_Work to complete_
Locate the word "Heliocentric" in the data below, then copy every line that holds it.

Source records
## Begin
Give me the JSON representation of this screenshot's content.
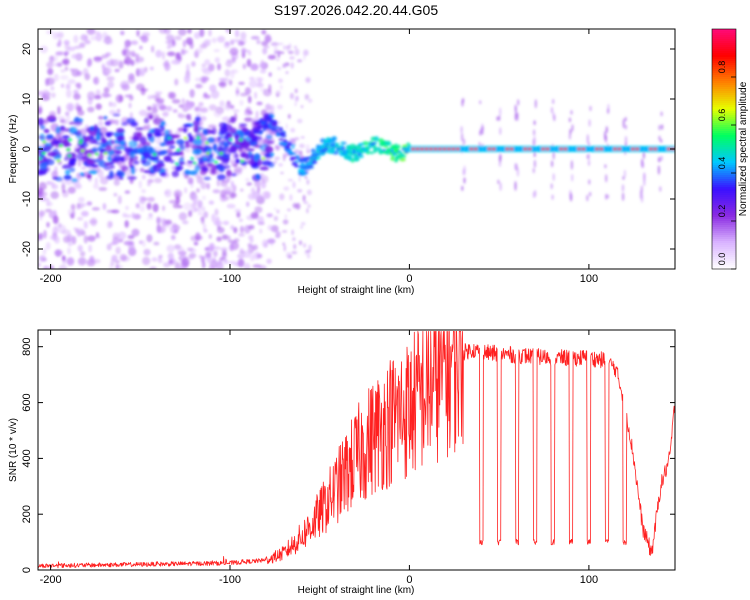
{
  "title": "S197.2026.042.20.44.G05",
  "chart_data": [
    {
      "type": "heatmap",
      "title": "S197.2026.042.20.44.G05",
      "xlabel": "Height of straight line (km)",
      "ylabel": "Frequency (Hz)",
      "xlim": [
        -207,
        148
      ],
      "ylim": [
        -24,
        24
      ],
      "xticks": [
        -200,
        -100,
        0,
        100
      ],
      "yticks": [
        -20,
        -10,
        0,
        10,
        20
      ],
      "colorbar": {
        "label": "Normalized spectral amplitude",
        "range": [
          0,
          1
        ],
        "ticks": [
          "0.0",
          "0.2",
          "0.4",
          "0.6",
          "0.8"
        ],
        "tick_values": [
          0.0,
          0.2,
          0.4,
          0.6,
          0.8
        ],
        "colormap": [
          "#ffffff",
          "#d9b3ff",
          "#8a2be2",
          "#3a10ff",
          "#00c8ff",
          "#00ff60",
          "#e6ff00",
          "#ff8000",
          "#ff0000",
          "#ff0a7a"
        ]
      },
      "features": {
        "main_line_frequency_hz": 0,
        "main_line_amplitude": 0.95,
        "periodic_pulse_heights_km": [
          30,
          40,
          50,
          60,
          70,
          80,
          90,
          100,
          110,
          120,
          130,
          140
        ]
      }
    },
    {
      "type": "line",
      "xlabel": "Height of straight line (km)",
      "ylabel": "SNR (10 * v/v)",
      "xlim": [
        -207,
        148
      ],
      "ylim": [
        0,
        860
      ],
      "xticks": [
        -200,
        -100,
        0,
        100
      ],
      "yticks": [
        0,
        200,
        400,
        600,
        800
      ],
      "series": [
        {
          "name": "SNR",
          "color": "#ff2020",
          "x": [
            -207,
            -150,
            -100,
            -90,
            -80,
            -70,
            -60,
            -50,
            -40,
            -30,
            -20,
            -10,
            0,
            10,
            20,
            30,
            35,
            40,
            60,
            80,
            100,
            110,
            115,
            120,
            125,
            130,
            135,
            140,
            145,
            148
          ],
          "y": [
            15,
            20,
            25,
            30,
            35,
            60,
            120,
            200,
            300,
            400,
            480,
            540,
            580,
            650,
            720,
            780,
            790,
            780,
            770,
            760,
            760,
            750,
            720,
            600,
            400,
            150,
            60,
            300,
            400,
            600
          ]
        }
      ],
      "dropouts": {
        "heights_km": [
          40,
          50,
          60,
          70,
          80,
          90,
          100,
          110,
          120
        ],
        "width_km": 2,
        "snr_value": 100
      }
    }
  ]
}
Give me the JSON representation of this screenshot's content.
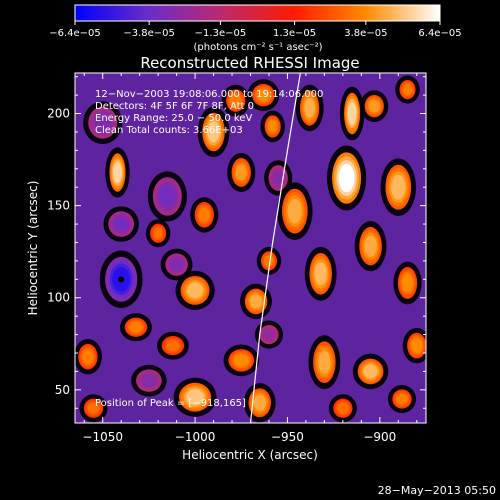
{
  "chart_data": {
    "type": "heatmap",
    "title": "Reconstructed RHESSI Image",
    "xlabel": "Heliocentric X (arcsec)",
    "ylabel": "Heliocentric Y (arcsec)",
    "xlim": [
      -1065,
      -875
    ],
    "ylim": [
      32,
      222
    ],
    "x_ticks": [
      -1050,
      -1000,
      -950,
      -900
    ],
    "y_ticks": [
      50,
      100,
      150,
      200
    ],
    "x_tick_labels": [
      "−1050",
      "−1000",
      "−950",
      "−900"
    ],
    "y_tick_labels": [
      "50",
      "100",
      "150",
      "200"
    ],
    "colorbar": {
      "range": [
        -6.4e-05,
        6.4e-05
      ],
      "ticks": [
        -6.4e-05,
        -3.8e-05,
        -1.3e-05,
        1.3e-05,
        3.8e-05,
        6.4e-05
      ],
      "tick_labels": [
        "−6.4e−05",
        "−3.8e−05",
        "−1.3e−05",
        "1.3e−05",
        "3.8e−05",
        "6.4e−05"
      ],
      "units": "(photons cm⁻² s⁻¹ asec⁻²)",
      "colors": [
        "#0000ff",
        "#6a2cc8",
        "#bb2a6e",
        "#ff1a00",
        "#ff8c00",
        "#ffffff"
      ]
    },
    "annotations": [
      "12−Nov−2003 19:08:06.000 to 19:14:06.000",
      "Detectors: 4F 5F 6F 7F 8F, Att 0",
      "Energy Range: 25.0 − 50.0 keV",
      "Clean    Total counts: 3.66E+03"
    ],
    "peak_label": "Position of Peak = [−918,165]",
    "peak": [
      -918,
      165
    ],
    "limb_curve": [
      [
        -970,
        32
      ],
      [
        -965,
        80
      ],
      [
        -958,
        130
      ],
      [
        -950,
        180
      ],
      [
        -943,
        222
      ]
    ],
    "minimum_marker": [
      -1040,
      110
    ],
    "blobs": [
      {
        "x": -1042,
        "y": 168,
        "rx": 5,
        "ry": 12,
        "v": 0.85
      },
      {
        "x": -990,
        "y": 190,
        "rx": 7,
        "ry": 12,
        "v": 0.8
      },
      {
        "x": -978,
        "y": 207,
        "rx": 6,
        "ry": 7,
        "v": 0.55
      },
      {
        "x": -963,
        "y": 210,
        "rx": 7,
        "ry": 7,
        "v": 0.6
      },
      {
        "x": -958,
        "y": 193,
        "rx": 5,
        "ry": 7,
        "v": 0.6
      },
      {
        "x": -938,
        "y": 203,
        "rx": 6,
        "ry": 11,
        "v": 0.72
      },
      {
        "x": -915,
        "y": 200,
        "rx": 5,
        "ry": 13,
        "v": 0.85
      },
      {
        "x": -903,
        "y": 204,
        "rx": 6,
        "ry": 7,
        "v": 0.65
      },
      {
        "x": -885,
        "y": 213,
        "rx": 5,
        "ry": 6,
        "v": 0.55
      },
      {
        "x": -918,
        "y": 165,
        "rx": 9,
        "ry": 16,
        "v": 1.0
      },
      {
        "x": -890,
        "y": 160,
        "rx": 8,
        "ry": 14,
        "v": 0.75
      },
      {
        "x": -975,
        "y": 168,
        "rx": 6,
        "ry": 9,
        "v": 0.65
      },
      {
        "x": -946,
        "y": 147,
        "rx": 8,
        "ry": 14,
        "v": 0.7
      },
      {
        "x": -995,
        "y": 145,
        "rx": 6,
        "ry": 8,
        "v": 0.55
      },
      {
        "x": -1020,
        "y": 135,
        "rx": 5,
        "ry": 6,
        "v": 0.5
      },
      {
        "x": -960,
        "y": 120,
        "rx": 5,
        "ry": 6,
        "v": 0.55
      },
      {
        "x": -932,
        "y": 113,
        "rx": 7,
        "ry": 13,
        "v": 0.75
      },
      {
        "x": -905,
        "y": 128,
        "rx": 7,
        "ry": 12,
        "v": 0.7
      },
      {
        "x": -885,
        "y": 108,
        "rx": 6,
        "ry": 10,
        "v": 0.6
      },
      {
        "x": -1000,
        "y": 104,
        "rx": 9,
        "ry": 9,
        "v": 0.75
      },
      {
        "x": -967,
        "y": 98,
        "rx": 7,
        "ry": 8,
        "v": 0.7
      },
      {
        "x": -1032,
        "y": 84,
        "rx": 7,
        "ry": 6,
        "v": 0.55
      },
      {
        "x": -1012,
        "y": 74,
        "rx": 7,
        "ry": 6,
        "v": 0.5
      },
      {
        "x": -975,
        "y": 66,
        "rx": 8,
        "ry": 7,
        "v": 0.6
      },
      {
        "x": -1058,
        "y": 68,
        "rx": 6,
        "ry": 8,
        "v": 0.55
      },
      {
        "x": -1000,
        "y": 46,
        "rx": 10,
        "ry": 9,
        "v": 0.8
      },
      {
        "x": -965,
        "y": 43,
        "rx": 7,
        "ry": 9,
        "v": 0.7
      },
      {
        "x": -930,
        "y": 65,
        "rx": 7,
        "ry": 13,
        "v": 0.7
      },
      {
        "x": -905,
        "y": 60,
        "rx": 8,
        "ry": 8,
        "v": 0.75
      },
      {
        "x": -880,
        "y": 74,
        "rx": 6,
        "ry": 8,
        "v": 0.6
      },
      {
        "x": -920,
        "y": 40,
        "rx": 6,
        "ry": 6,
        "v": 0.5
      },
      {
        "x": -888,
        "y": 45,
        "rx": 6,
        "ry": 6,
        "v": 0.55
      },
      {
        "x": -1055,
        "y": 40,
        "rx": 6,
        "ry": 6,
        "v": 0.5
      },
      {
        "x": -1040,
        "y": 110,
        "rx": 10,
        "ry": 14,
        "v": -0.85
      },
      {
        "x": -1015,
        "y": 155,
        "rx": 9,
        "ry": 12,
        "v": -0.55
      },
      {
        "x": -1050,
        "y": 195,
        "rx": 9,
        "ry": 10,
        "v": -0.5
      },
      {
        "x": -1040,
        "y": 140,
        "rx": 8,
        "ry": 8,
        "v": -0.55
      },
      {
        "x": -1010,
        "y": 118,
        "rx": 7,
        "ry": 7,
        "v": -0.5
      },
      {
        "x": -955,
        "y": 165,
        "rx": 6,
        "ry": 8,
        "v": -0.45
      },
      {
        "x": -960,
        "y": 80,
        "rx": 6,
        "ry": 6,
        "v": -0.4
      },
      {
        "x": -1025,
        "y": 55,
        "rx": 8,
        "ry": 7,
        "v": -0.45
      }
    ]
  },
  "footer": {
    "timestamp": "28−May−2013 05:50"
  }
}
## End
_Answer to this task_
    "xlabel": "Heliocentric X (arcsec)",
    "ylabel": "Heliocentric Y (arcsec)",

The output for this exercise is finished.